SET PROBLEM:
Please lay out every line of the records below as a Markdown table with two columns, Row for the row number and Entry for the line itself. Skip blank lines and leave the pictures out.

EXTRACTED INFORMATION:

::::::

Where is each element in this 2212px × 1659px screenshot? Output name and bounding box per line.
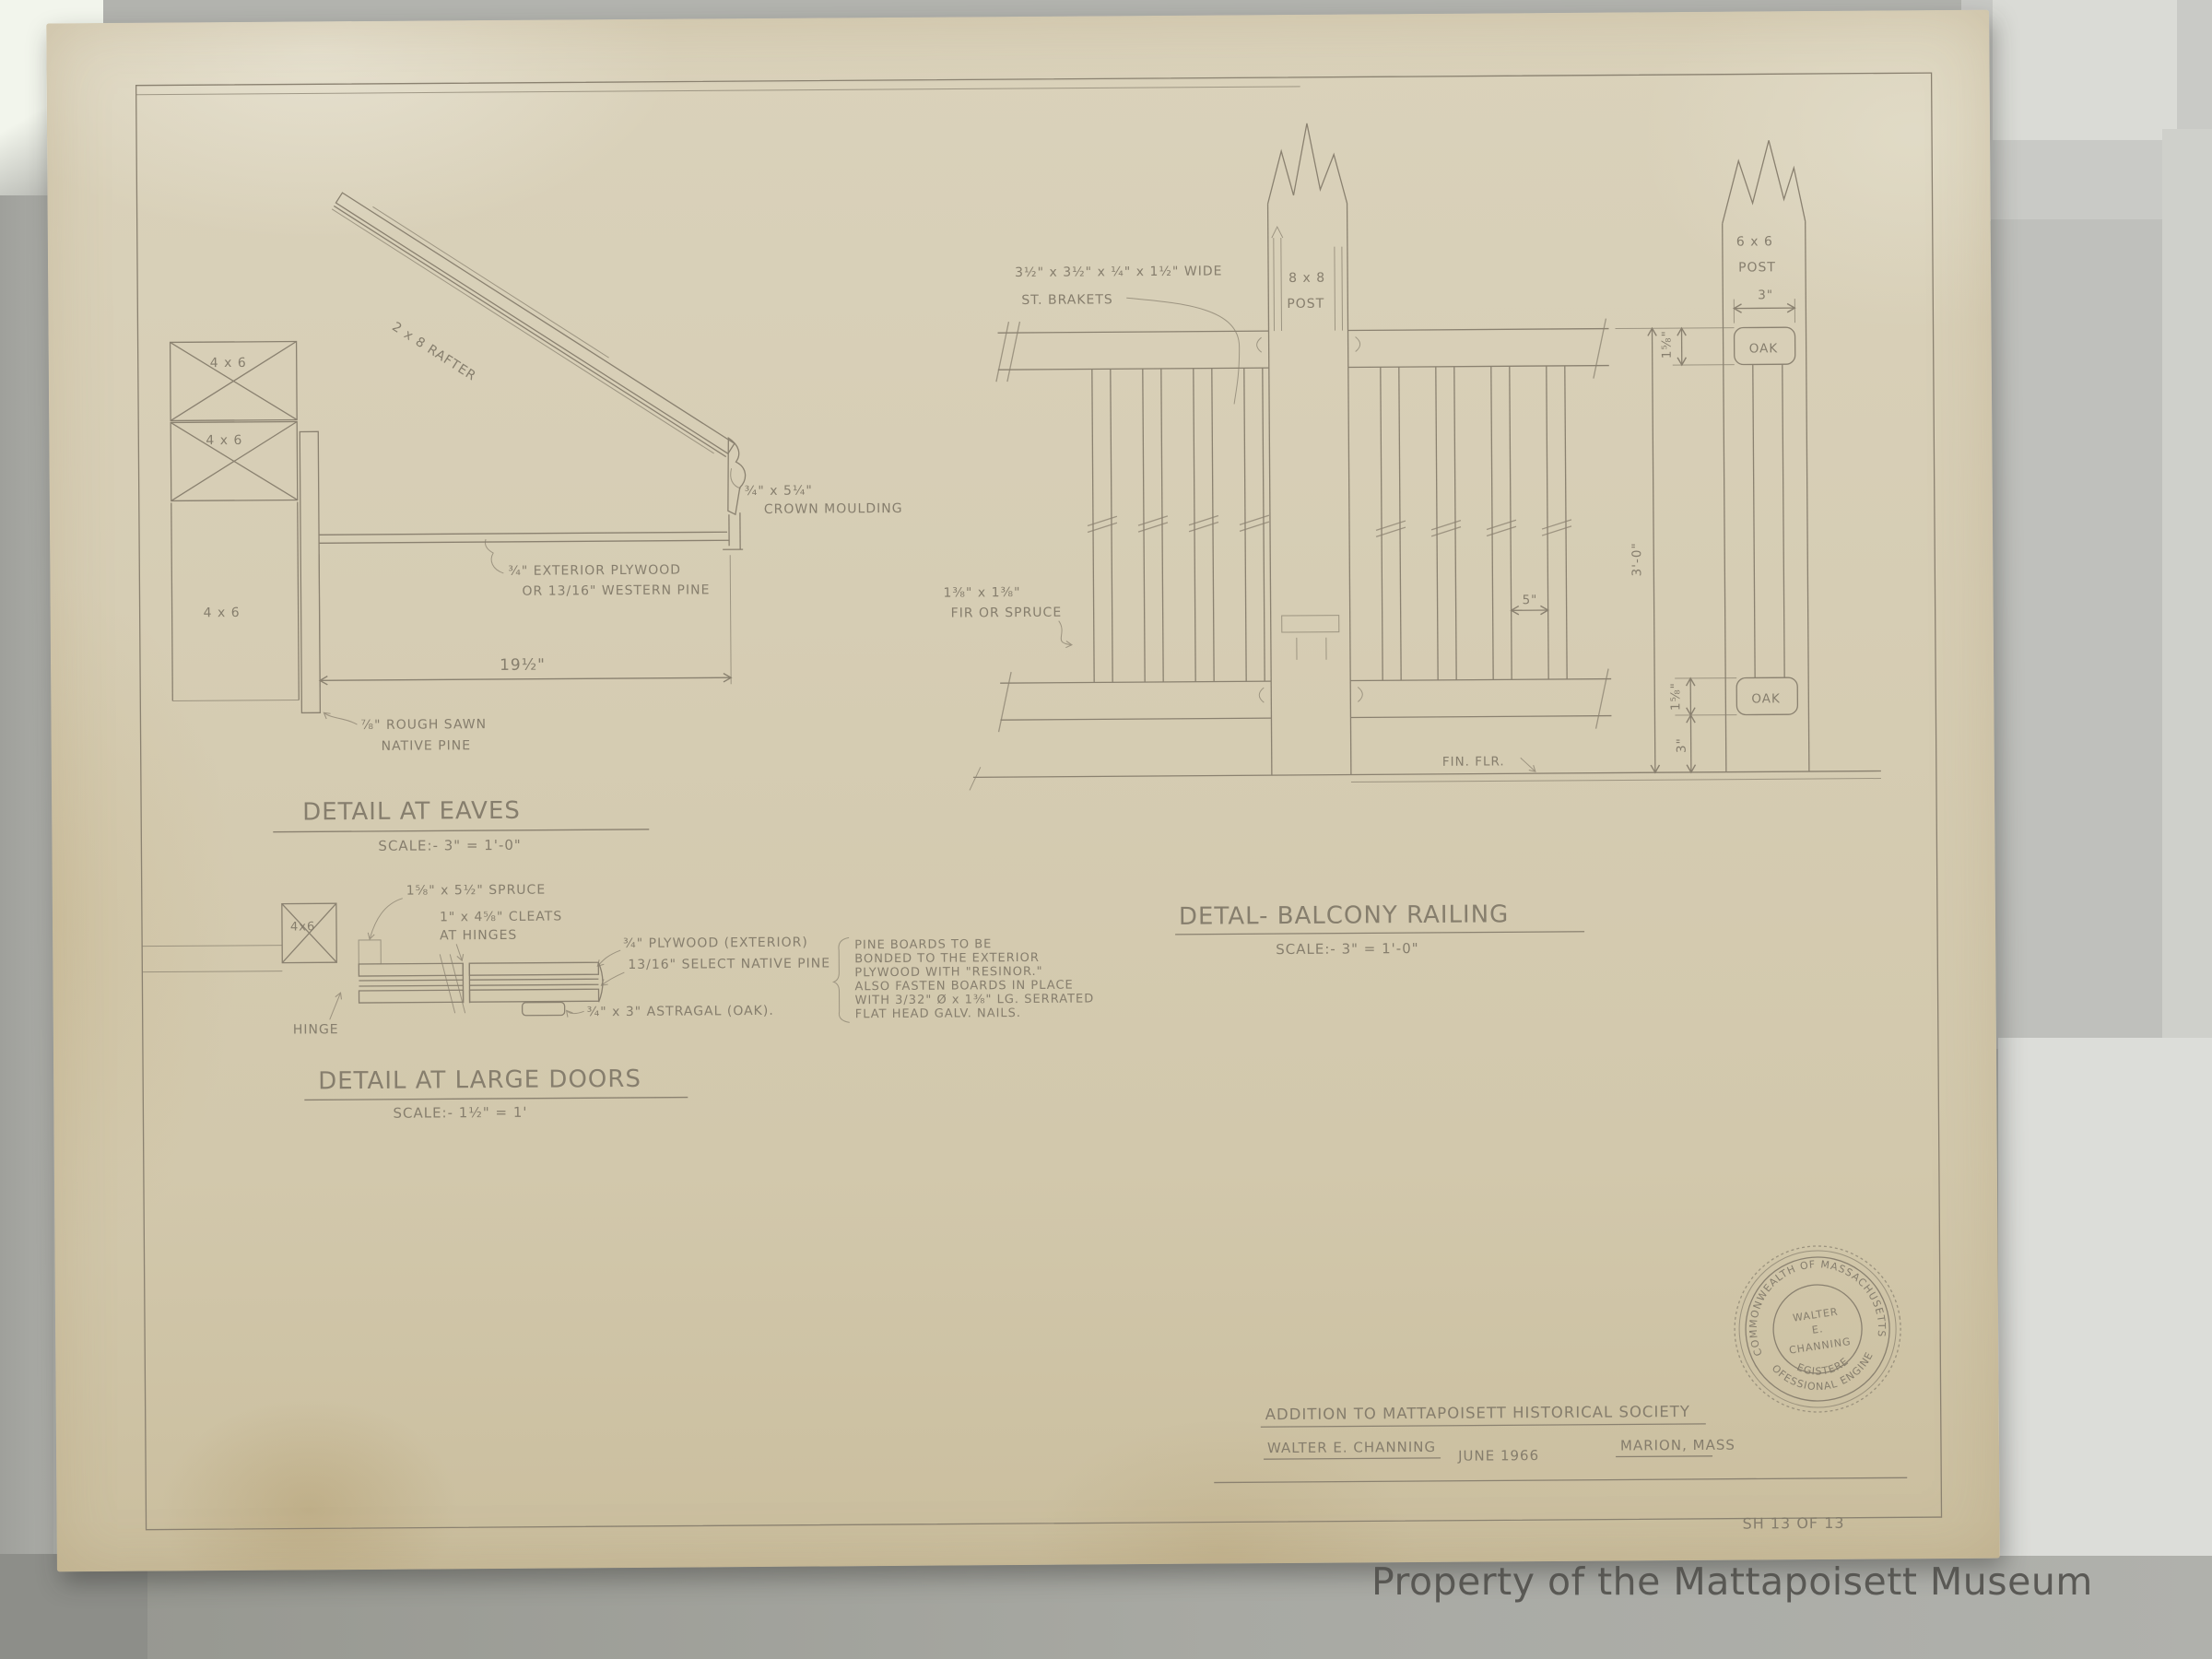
stamp-name-3: CHANNING (1788, 1335, 1852, 1357)
pencil-drawing: 2 x 8 RAFTER ¾" x 5¼" CROWN MOULDING (46, 10, 2000, 1572)
crown-leader (731, 468, 741, 488)
balcony-railing-detail: 8 x 8 POST 3½" x 3½" x ¼" x 1½" WIDE ST.… (940, 120, 1882, 960)
wall-sheathing (300, 431, 320, 712)
crown-moulding-profile (722, 438, 746, 549)
crown-label: CROWN MOULDING (764, 501, 903, 517)
cleats-note-2: AT HINGES (440, 928, 517, 944)
location-underline (1616, 1456, 1712, 1457)
title-block: ADDITION TO MATTAPOISETT HISTORICAL SOCI… (1214, 1401, 1908, 1535)
fir-leader (1059, 621, 1072, 645)
note-line-5: WITH 3/32" Ø x 1⅜" LG. SERRATED (855, 992, 1095, 1007)
project-title: ADDITION TO MATTAPOISETT HISTORICAL SOCI… (1265, 1403, 1690, 1423)
soffit-dim-label: 19½" (500, 656, 546, 675)
rafter-section (332, 189, 736, 460)
cleats-leader (456, 944, 462, 960)
title-block-rule (1214, 1477, 1907, 1482)
door-pine-note: 13/16" SELECT NATIVE PINE (628, 956, 830, 972)
post8-label-1: 8 x 8 (1288, 271, 1325, 286)
hinge-leader (330, 993, 341, 1019)
balusters-right (1375, 366, 1572, 680)
background-far-right-sliver (2162, 129, 2212, 1060)
post-8x8 (1255, 123, 1363, 775)
spruce-note: 1⅝" x 5½" SPRUCE (406, 883, 547, 899)
astragal-leader (567, 1010, 584, 1013)
stamp-name-1: WALTER (1792, 1306, 1839, 1324)
dim-3ft-label: 3'-0" (1630, 542, 1644, 576)
door-plywood-leader (597, 950, 620, 966)
door-leaf-left (359, 939, 463, 1003)
project-underline (1261, 1424, 1706, 1427)
sheathing-note-1: ⅞" ROUGH SAWN (360, 717, 487, 733)
balcony-title: DETAL- BALCONY RAILING (1179, 900, 1510, 931)
engineer-name: WALTER E. CHANNING (1267, 1439, 1436, 1456)
drawing-sheet: 2 x 8 RAFTER ¾" x 5¼" CROWN MOULDING (46, 10, 2000, 1572)
fin-flr-arrow (1521, 758, 1535, 771)
oak-top-label: OAK (1749, 341, 1779, 356)
rafter-label: 2 x 8 RAFTER (389, 320, 478, 384)
balcony-scale: SCALE:- 3" = 1'-0" (1276, 940, 1419, 958)
brackets-note-1: 3½" x 3½" x ¼" x 1½" WIDE (1015, 264, 1222, 280)
soffit-boards (319, 532, 729, 543)
stamp-name-2: E. (1811, 1323, 1824, 1336)
door-leaf-right (469, 962, 603, 1003)
door-pine-leader (601, 972, 624, 985)
dim-158-top (1673, 328, 1735, 365)
plywood-note-2: OR 13/16" WESTERN PINE (522, 582, 710, 598)
eaves-detail: 2 x 8 RAFTER ¾" x 5¼" CROWN MOULDING (169, 185, 905, 856)
balcony-title-underline (1175, 932, 1584, 935)
background-top-right-highlight (1993, 0, 2177, 140)
note-line-2: BONDED TO THE EXTERIOR (854, 951, 1040, 966)
floor-line (970, 761, 1881, 791)
stamp-arc-bottom-outer-text: PROFESSIONAL ENGINEER (46, 10, 1880, 1572)
door-joint (463, 963, 469, 1003)
svg-text:PROFESSIONAL ENGINEER: PROFESSIONAL ENGINEER (46, 10, 1880, 1572)
note-line-1: PINE BOARDS TO BE (854, 937, 992, 952)
fir-note-2: FIR OR SPRUCE (951, 606, 1063, 621)
location: MARION, MASS (1620, 1437, 1735, 1454)
post6-label-2: POST (1738, 260, 1776, 275)
plywood-note-1: ¾" EXTERIOR PLYWOOD (508, 563, 681, 579)
balusters-left (1087, 368, 1270, 682)
large-doors-detail: 4x6 (142, 878, 1095, 1123)
post-label-bottom: 4 x 6 (204, 606, 241, 620)
svg-text:REGISTERED: REGISTERED (46, 12, 1853, 1571)
engineer-stamp: COMMONWEALTH OF MASSACHUSETTS PROFESSION… (46, 10, 1912, 1572)
drawing-date: JUNE 1966 (1457, 1447, 1539, 1465)
dim-5-label: 5" (1523, 593, 1538, 607)
cleats-note-1: 1" x 4⅝" CLEATS (440, 909, 562, 924)
note-line-3: PLYWOOD WITH "RESINOR." (854, 965, 1042, 980)
astragal-note: ¾" x 3" ASTRAGAL (OAK). (587, 1004, 774, 1019)
door-frame-post (142, 903, 337, 971)
dim-3in-top-label: 3" (1758, 288, 1773, 302)
doors-title-underline (304, 1098, 688, 1100)
astragal (523, 1002, 565, 1015)
plywood-leader (485, 539, 503, 573)
museum-watermark: Property of the Mattapoisett Museum (1371, 1559, 2093, 1604)
fin-flr-label: FIN. FLR. (1442, 754, 1505, 769)
dim-bottom-stack (1675, 678, 1737, 772)
spruce-leader (370, 899, 403, 939)
note-line-6: FLAT HEAD GALV. NAILS. (855, 1006, 1021, 1021)
post6-label-1: 6 x 6 (1736, 234, 1773, 249)
top-rail (998, 329, 1609, 371)
pine-boards-note: PINE BOARDS TO BE BONDED TO THE EXTERIOR… (833, 935, 1094, 1022)
wall-posts (171, 341, 300, 700)
sheathing-note-2: NATIVE PINE (382, 738, 472, 754)
eaves-title-underline (273, 830, 649, 832)
post8-label-2: POST (1287, 297, 1324, 312)
doors-title: DETAIL AT LARGE DOORS (318, 1065, 641, 1095)
crown-size-label: ¾" x 5¼" (745, 484, 813, 500)
engineer-underline (1264, 1458, 1441, 1459)
post-label-mid: 4 x 6 (206, 433, 242, 448)
dim-158-bottom-label: 1⅝" (1668, 682, 1683, 711)
photo-of-architectural-drawing: 2 x 8 RAFTER ¾" x 5¼" CROWN MOULDING (0, 0, 2212, 1659)
hinge-label: HINGE (293, 1022, 339, 1037)
oak-bottom-label: OAK (1751, 691, 1781, 706)
dim-3in-bottom-label: 3" (1675, 737, 1689, 753)
dim-158-top-label: 1⅝" (1660, 330, 1675, 359)
brackets-leader (1126, 297, 1240, 405)
note-line-4: ALSO FASTEN BOARDS IN PLACE (854, 979, 1073, 994)
doors-scale: SCALE:- 1½" = 1' (393, 1104, 527, 1122)
stamp-arc-bottom-inner-text: REGISTERED (46, 12, 1853, 1571)
sheathing-leader (324, 712, 357, 724)
fir-note-1: 1⅜" x 1⅜" (943, 585, 1020, 601)
post-label-top: 4 x 6 (210, 356, 247, 371)
sheet-number: SH 13 OF 13 (1743, 1514, 1845, 1533)
eaves-scale: SCALE:- 3" = 1'-0" (378, 837, 522, 854)
door-plywood-note: ¾" PLYWOOD (EXTERIOR) (623, 935, 808, 951)
eaves-title: DETAIL AT EAVES (302, 797, 521, 827)
brackets-note-2: ST. BRAKETS (1021, 292, 1113, 308)
background-left-strip (0, 0, 53, 1659)
door-frame-label: 4x6 (290, 920, 315, 934)
bottom-rail (1000, 679, 1611, 721)
dim-3ft (1616, 328, 1676, 772)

::::::

EXERCISE ANSWER:
| Row | Entry |
|---|---|
| 1 | Where is each element in this 2212px × 1659px screenshot? Output name and bounding box per line. |
| 2 | stamp-name-3: CHANNING (1788, 1335, 1852, 1357) |
| 3 | pencil-drawing: 2 x 8 RAFTER ¾" x 5¼" CROWN MOULDING (46, 10, 2000, 1572) |
| 4 | crown-leader (731, 468, 741, 488) |
| 5 | balcony-railing-detail: 8 x 8 POST 3½" x 3½" x ¼" x 1½" WIDE ST.… (940, 120, 1882, 960) |
| 6 | wall-sheathing (300, 431, 320, 712) |
| 7 | crown-moulding-profile (722, 438, 746, 549) |
| 8 | crown-label: CROWN MOULDING (764, 501, 903, 517) |
| 9 | cleats-note-2: AT HINGES (440, 928, 517, 944) |
| 10 | location-underline (1616, 1456, 1712, 1457) |
| 11 | title-block: ADDITION TO MATTAPOISETT HISTORICAL SOCI… (1214, 1401, 1908, 1535) |
| 12 | fir-leader (1059, 621, 1072, 645) |
| 13 | note-line-5: WITH 3/32" Ø x 1⅜" LG. SERRATED (855, 992, 1095, 1007) |
| 14 | project-title: ADDITION TO MATTAPOISETT HISTORICAL SOCI… (1265, 1403, 1690, 1423) |
| 15 | soffit-dim-label: 19½" (500, 656, 546, 675) |
| 16 | rafter-section (332, 189, 736, 460) |
| 17 | cleats-leader (456, 944, 462, 960) |
| 18 | title-block-rule (1214, 1477, 1907, 1482) |
| 19 | door-pine-note: 13/16" SELECT NATIVE PINE (628, 956, 830, 972) |
| 20 | post8-label-1: 8 x 8 (1288, 271, 1325, 286) |
| 21 | hinge-leader (330, 993, 341, 1019) |
| 22 | balusters-right (1375, 366, 1572, 680) |
| 23 | background-far-right-sliver (2162, 129, 2212, 1060) |
| 24 | post-8x8 (1255, 123, 1363, 775) |
| 25 | spruce-note: 1⅝" x 5½" SPRUCE (406, 883, 547, 899) |
| 26 | astragal-leader (567, 1010, 584, 1013) |
| 27 | stamp-name-1: WALTER (1792, 1306, 1839, 1324) |
| 28 | dim-3ft-label: 3'-0" (1630, 542, 1644, 576) |
| 29 | door-plywood-leader (597, 950, 620, 966) |
| 30 | door-leaf-left (359, 939, 463, 1003) |
| 31 | project-underline (1261, 1424, 1706, 1427) |
| 32 | sheathing-note-1: ⅞" ROUGH SAWN (360, 717, 487, 733) |
| 33 | balcony-title: DETAL- BALCONY RAILING (1179, 900, 1510, 931) |
| 34 | engineer-name: WALTER E. CHANNING (1267, 1439, 1436, 1456) |
| 35 | drawing-sheet: 2 x 8 RAFTER ¾" x 5¼" CROWN MOULDING (46, 10, 2000, 1572) |
| 36 | fin-flr-arrow (1521, 758, 1535, 771) |
| 37 | oak-top-label: OAK (1749, 341, 1779, 356) |
| 38 | rafter-label: 2 x 8 RAFTER (389, 320, 478, 384) |
| 39 | balcony-scale: SCALE:- 3" = 1'-0" (1276, 940, 1419, 958) |
| 40 | brackets-note-1: 3½" x 3½" x ¼" x 1½" WIDE (1015, 264, 1222, 280) |
| 41 | soffit-boards (319, 532, 729, 543) |
| 42 | stamp-name-2: E. (1811, 1323, 1824, 1336) |
| 43 | door-leaf-right (469, 962, 603, 1003) |
| 44 | door-pine-leader (601, 972, 624, 985) |
| 45 | dim-158-top (1673, 328, 1735, 365) |
| 46 | plywood-note-2: OR 13/16" WESTERN PINE (522, 582, 710, 598) |
| 47 | eaves-detail: 2 x 8 RAFTER ¾" x 5¼" CROWN MOULDING (169, 185, 905, 856) |
| 48 | balcony-title-underline (1175, 932, 1584, 935) |
| 49 | background-top-right-highlight (1993, 0, 2177, 140) |
| 50 | note-line-2: BONDED TO THE EXTERIOR (854, 951, 1040, 966) |
| 51 | floor-line (970, 761, 1881, 791) |
| 52 | stamp-arc-bottom-outer-text: PROFESSIONAL ENGINEER (46, 10, 1880, 1572) |
| 53 | door-joint (463, 963, 469, 1003) |
| 54 | svg-text:PROFESSIONAL ENGINEER: PROFESSIONAL ENGINEER (46, 10, 1880, 1572) |
| 55 | note-line-1: PINE BOARDS TO BE (854, 937, 992, 952) |
| 56 | fir-note-2: FIR OR SPRUCE (951, 606, 1063, 621) |
| 57 | location: MARION, MASS (1620, 1437, 1735, 1454) |
| 58 | post6-label-2: POST (1738, 260, 1776, 275) |
| 59 | plywood-note-1: ¾" EXTERIOR PLYWOOD (508, 563, 681, 579) |
| 60 | balusters-left (1087, 368, 1270, 682) |
| 61 | large-doors-detail: 4x6 (142, 878, 1095, 1123) |
| 62 | post-label-bottom: 4 x 6 (204, 606, 241, 620) |
| 63 | svg-text:REGISTERED: REGISTERED (46, 12, 1853, 1571) |
| 64 | engineer-stamp: COMMONWEALTH OF MASSACHUSETTS PROFESSION… (46, 10, 1912, 1572) |
| 65 | drawing-date: JUNE 1966 (1457, 1447, 1539, 1465) |
| 66 | dim-5-label: 5" (1523, 593, 1538, 607) |
| 67 | cleats-note-1: 1" x 4⅝" CLEATS (440, 909, 562, 924) |
| 68 | note-line-3: PLYWOOD WITH "RESINOR." (854, 965, 1042, 980) |
| 69 | astragal-note: ¾" x 3" ASTRAGAL (OAK). (587, 1004, 774, 1019) |
| 70 | door-frame-post (142, 903, 337, 971) |
| 71 | dim-3in-top-label: 3" (1758, 288, 1773, 302) |
| 72 | doors-title-underline (304, 1098, 688, 1100) |
| 73 | astragal (523, 1002, 565, 1015) |
| 74 | plywood-leader (485, 539, 503, 573) |
| 75 | museum-watermark: Property of the Mattapoisett Museum (1371, 1559, 2093, 1604) |
| 76 | fin-flr-label: FIN. FLR. (1442, 754, 1505, 769) |
| 77 | dim-bottom-stack (1675, 678, 1737, 772) |
| 78 | spruce-leader (370, 899, 403, 939) |
| 79 | note-line-6: FLAT HEAD GALV. NAILS. (855, 1006, 1021, 1021) |
| 80 | post6-label-1: 6 x 6 (1736, 234, 1773, 249) |
| 81 | top-rail (998, 329, 1609, 371) |
| 82 | pine-boards-note: PINE BOARDS TO BE BONDED TO THE EXTERIOR… (833, 935, 1094, 1022) |
| 83 | wall-posts (171, 341, 300, 700) |
| 84 | sheathing-note-2: NATIVE PINE (382, 738, 472, 754) |
| 85 | eaves-title-underline (273, 830, 649, 832) |
| 86 | post8-label-2: POST (1287, 297, 1324, 312) |
| 87 | doors-title: DETAIL AT LARGE DOORS (318, 1065, 641, 1095) |
| 88 | crown-size-label: ¾" x 5¼" (745, 484, 813, 500) |
| 89 | engineer-underline (1264, 1458, 1441, 1459) |
| 90 | post-label-mid: 4 x 6 (206, 433, 242, 448) |
| 91 | dim-158-bottom-label: 1⅝" (1668, 682, 1683, 711) |
| 92 | photo-of-architectural-drawing: 2 x 8 RAFTER ¾" x 5¼" CROWN MOULDING (0, 0, 2212, 1659) |
| 93 | hinge-label: HINGE (293, 1022, 339, 1037) |
| 94 | oak-bottom-label: OAK (1751, 691, 1781, 706) |
| 95 | dim-3in-bottom-label: 3" (1675, 737, 1689, 753) |
| 96 | dim-158-top-label: 1⅝" (1660, 330, 1675, 359) |
| 97 | brackets-leader (1126, 297, 1240, 405) |
| 98 | note-line-4: ALSO FASTEN BOARDS IN PLACE (854, 979, 1073, 994) |
| 99 | doors-scale: SCALE:- 1½" = 1' (393, 1104, 527, 1122) |
| 100 | stamp-arc-bottom-inner-text: REGISTERED (46, 12, 1853, 1571) |
| 101 | sheathing-leader (324, 712, 357, 724) |
| 102 | fir-note-1: 1⅜" x 1⅜" (943, 585, 1020, 601) |
| 103 | post-label-top: 4 x 6 (210, 356, 247, 371) |
| 104 | sheet-number: SH 13 OF 13 (1743, 1514, 1845, 1533) |
| 105 | eaves-scale: SCALE:- 3" = 1'-0" (378, 837, 522, 854) |
| 106 | door-plywood-note: ¾" PLYWOOD (EXTERIOR) (623, 935, 808, 951) |
| 107 | eaves-title: DETAIL AT EAVES (302, 797, 521, 827) |
| 108 | brackets-note-2: ST. BRAKETS (1021, 292, 1113, 308) |
| 109 | background-left-strip (0, 0, 53, 1659) |
| 110 | door-frame-label: 4x6 (290, 920, 315, 934) |
| 111 | bottom-rail (1000, 679, 1611, 721) |
| 112 | dim-3ft (1616, 328, 1676, 772) |